:: INPUT FOR THIS TASK ::
__________

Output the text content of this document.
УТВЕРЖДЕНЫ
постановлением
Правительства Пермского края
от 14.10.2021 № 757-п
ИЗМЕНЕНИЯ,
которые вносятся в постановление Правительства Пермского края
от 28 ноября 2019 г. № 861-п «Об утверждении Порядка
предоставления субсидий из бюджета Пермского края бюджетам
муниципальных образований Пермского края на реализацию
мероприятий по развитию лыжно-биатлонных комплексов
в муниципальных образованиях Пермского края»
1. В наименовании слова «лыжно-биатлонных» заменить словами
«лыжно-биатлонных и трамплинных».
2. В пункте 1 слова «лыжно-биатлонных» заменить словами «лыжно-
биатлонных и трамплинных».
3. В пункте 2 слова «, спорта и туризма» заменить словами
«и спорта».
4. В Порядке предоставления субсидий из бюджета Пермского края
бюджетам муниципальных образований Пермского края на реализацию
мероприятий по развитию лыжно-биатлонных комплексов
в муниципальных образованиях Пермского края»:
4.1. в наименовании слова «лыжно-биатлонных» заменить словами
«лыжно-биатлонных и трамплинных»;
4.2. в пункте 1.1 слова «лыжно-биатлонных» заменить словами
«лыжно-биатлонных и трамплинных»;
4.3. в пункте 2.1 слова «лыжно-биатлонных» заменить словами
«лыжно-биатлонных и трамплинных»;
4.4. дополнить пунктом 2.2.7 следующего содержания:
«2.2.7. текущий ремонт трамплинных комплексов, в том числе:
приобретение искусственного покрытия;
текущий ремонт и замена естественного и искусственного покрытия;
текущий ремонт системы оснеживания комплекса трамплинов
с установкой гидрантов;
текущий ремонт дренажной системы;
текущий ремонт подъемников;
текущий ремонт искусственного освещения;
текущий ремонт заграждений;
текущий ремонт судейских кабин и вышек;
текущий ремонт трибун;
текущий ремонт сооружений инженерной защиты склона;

__________

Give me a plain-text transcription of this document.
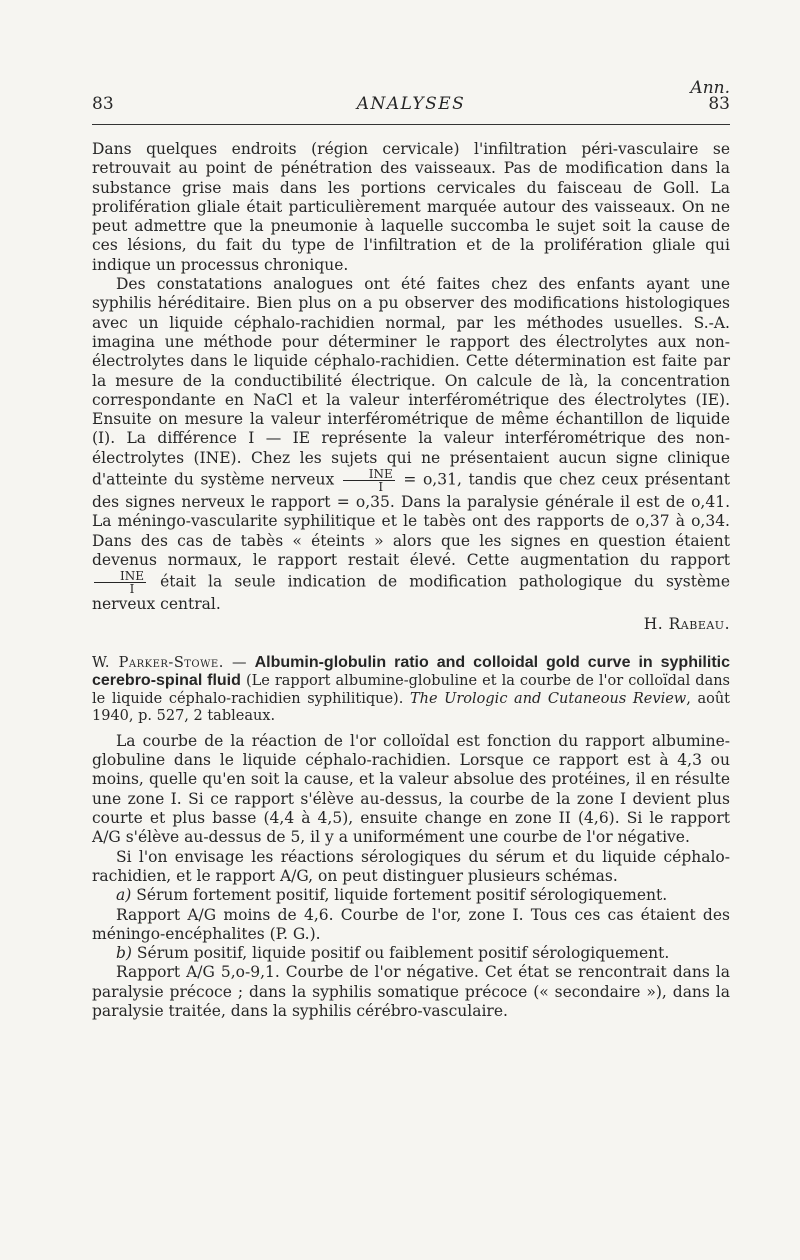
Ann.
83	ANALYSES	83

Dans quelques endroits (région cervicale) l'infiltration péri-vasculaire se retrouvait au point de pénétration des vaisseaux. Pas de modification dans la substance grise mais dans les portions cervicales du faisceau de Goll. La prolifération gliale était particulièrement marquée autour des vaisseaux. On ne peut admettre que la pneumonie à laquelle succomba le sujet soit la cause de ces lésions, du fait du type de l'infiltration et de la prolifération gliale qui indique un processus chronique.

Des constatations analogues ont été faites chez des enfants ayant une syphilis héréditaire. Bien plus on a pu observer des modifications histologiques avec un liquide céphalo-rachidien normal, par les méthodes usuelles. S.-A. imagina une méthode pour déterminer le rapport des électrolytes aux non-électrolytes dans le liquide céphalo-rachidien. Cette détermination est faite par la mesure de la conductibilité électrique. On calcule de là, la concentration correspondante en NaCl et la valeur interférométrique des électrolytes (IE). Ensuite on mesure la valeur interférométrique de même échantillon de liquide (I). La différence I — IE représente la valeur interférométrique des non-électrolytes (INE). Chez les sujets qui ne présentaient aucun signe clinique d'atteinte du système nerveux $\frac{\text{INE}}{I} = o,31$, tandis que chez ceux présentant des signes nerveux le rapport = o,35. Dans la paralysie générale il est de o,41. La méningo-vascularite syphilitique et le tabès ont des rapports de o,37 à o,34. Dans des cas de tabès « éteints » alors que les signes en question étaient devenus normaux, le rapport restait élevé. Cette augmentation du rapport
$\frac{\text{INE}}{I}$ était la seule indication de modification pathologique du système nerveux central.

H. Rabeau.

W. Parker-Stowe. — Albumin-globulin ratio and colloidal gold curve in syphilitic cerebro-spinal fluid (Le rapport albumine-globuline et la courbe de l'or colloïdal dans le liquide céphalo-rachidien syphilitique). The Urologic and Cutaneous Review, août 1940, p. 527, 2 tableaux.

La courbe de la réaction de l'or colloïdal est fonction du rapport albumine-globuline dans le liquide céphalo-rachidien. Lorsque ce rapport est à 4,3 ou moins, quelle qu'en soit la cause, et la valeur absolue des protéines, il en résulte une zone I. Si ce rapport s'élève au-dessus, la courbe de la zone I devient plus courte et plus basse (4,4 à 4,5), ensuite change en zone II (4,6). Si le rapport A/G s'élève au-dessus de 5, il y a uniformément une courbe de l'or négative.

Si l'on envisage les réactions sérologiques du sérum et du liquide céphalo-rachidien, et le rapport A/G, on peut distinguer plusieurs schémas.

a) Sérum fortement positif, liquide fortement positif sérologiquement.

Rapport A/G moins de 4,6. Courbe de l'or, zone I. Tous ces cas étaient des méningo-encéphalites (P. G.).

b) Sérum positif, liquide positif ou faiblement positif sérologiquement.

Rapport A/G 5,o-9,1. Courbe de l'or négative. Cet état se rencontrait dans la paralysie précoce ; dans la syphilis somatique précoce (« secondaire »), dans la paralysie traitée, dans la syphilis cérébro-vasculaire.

__________

:: TASK INSTRUCTIONS ::
Copy out each line of the records that holds the string "искусственного".

:: TASK OUTPUT ::
приобретение искусственного покрытия;
текущий ремонт и замена естественного и искусственного покрытия;
текущий ремонт искусственного освещения;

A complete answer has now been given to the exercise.